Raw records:
——
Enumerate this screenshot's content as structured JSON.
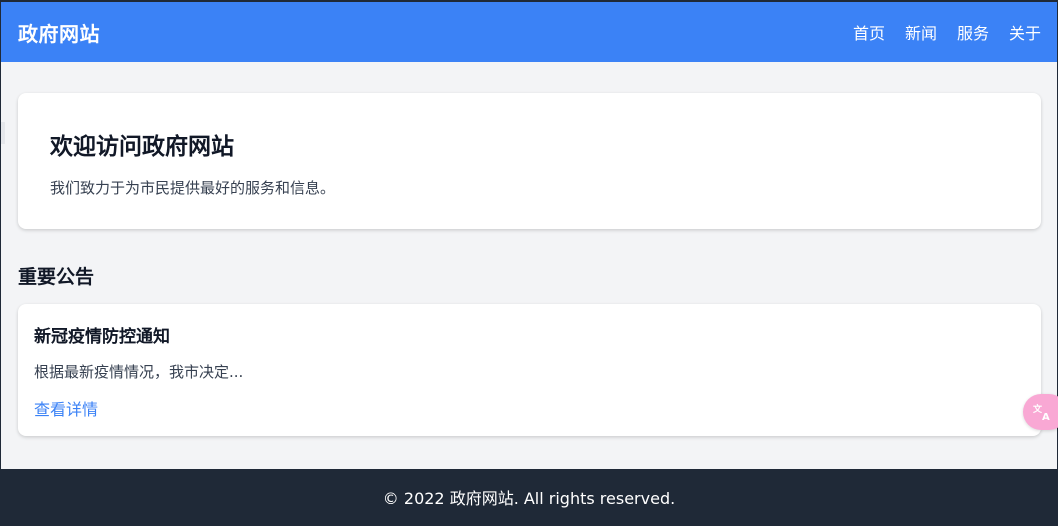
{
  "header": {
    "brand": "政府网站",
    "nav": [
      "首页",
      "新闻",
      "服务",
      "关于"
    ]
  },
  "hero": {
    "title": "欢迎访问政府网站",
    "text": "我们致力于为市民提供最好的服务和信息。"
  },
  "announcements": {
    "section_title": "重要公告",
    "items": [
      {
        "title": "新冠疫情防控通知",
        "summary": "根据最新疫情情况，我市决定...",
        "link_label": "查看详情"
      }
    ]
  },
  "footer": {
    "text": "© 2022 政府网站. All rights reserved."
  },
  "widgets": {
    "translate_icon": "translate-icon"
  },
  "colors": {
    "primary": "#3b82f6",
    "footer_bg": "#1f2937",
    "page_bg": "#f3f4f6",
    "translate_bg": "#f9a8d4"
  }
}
——
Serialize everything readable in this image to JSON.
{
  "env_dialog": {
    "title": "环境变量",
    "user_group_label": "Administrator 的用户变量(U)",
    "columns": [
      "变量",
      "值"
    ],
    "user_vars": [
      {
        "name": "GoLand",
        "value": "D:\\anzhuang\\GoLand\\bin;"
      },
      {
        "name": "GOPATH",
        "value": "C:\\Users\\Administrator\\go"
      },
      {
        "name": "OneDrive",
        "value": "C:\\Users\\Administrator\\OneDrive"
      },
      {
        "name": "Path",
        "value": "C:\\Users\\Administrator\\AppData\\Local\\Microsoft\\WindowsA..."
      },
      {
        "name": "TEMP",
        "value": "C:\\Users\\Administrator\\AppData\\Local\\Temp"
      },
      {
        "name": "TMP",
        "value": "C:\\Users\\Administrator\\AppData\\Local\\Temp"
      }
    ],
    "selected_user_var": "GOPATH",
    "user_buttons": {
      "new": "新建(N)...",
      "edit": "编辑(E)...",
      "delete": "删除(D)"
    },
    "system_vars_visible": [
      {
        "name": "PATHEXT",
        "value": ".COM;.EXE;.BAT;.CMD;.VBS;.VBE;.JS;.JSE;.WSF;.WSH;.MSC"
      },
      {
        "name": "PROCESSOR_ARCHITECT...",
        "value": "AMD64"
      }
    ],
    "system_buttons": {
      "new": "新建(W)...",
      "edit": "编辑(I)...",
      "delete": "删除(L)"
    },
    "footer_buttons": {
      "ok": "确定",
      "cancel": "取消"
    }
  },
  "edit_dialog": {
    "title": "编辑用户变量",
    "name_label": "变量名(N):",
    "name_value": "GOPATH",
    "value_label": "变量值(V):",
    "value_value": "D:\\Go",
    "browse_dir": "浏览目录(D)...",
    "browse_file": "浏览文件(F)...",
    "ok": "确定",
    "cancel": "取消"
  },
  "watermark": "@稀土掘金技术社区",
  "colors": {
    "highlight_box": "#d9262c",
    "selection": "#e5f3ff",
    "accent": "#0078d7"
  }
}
——
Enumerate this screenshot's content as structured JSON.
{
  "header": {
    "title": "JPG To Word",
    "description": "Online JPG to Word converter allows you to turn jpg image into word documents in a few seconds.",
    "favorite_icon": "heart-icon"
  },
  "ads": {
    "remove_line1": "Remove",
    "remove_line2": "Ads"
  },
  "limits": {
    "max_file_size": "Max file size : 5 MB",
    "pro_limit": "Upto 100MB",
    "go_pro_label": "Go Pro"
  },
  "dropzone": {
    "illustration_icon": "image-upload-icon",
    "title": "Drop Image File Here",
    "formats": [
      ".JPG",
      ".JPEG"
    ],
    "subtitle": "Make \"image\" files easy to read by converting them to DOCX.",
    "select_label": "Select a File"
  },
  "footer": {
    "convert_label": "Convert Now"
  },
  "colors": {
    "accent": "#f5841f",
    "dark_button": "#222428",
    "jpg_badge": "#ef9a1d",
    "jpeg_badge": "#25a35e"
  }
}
——
TASK DIRECTIONS: Copy every line of the records above that contains "icon".

TASK RESULT:
    "translate_icon": "translate-icon"
    "favorite_icon": "heart-icon"
    "illustration_icon": "image-upload-icon",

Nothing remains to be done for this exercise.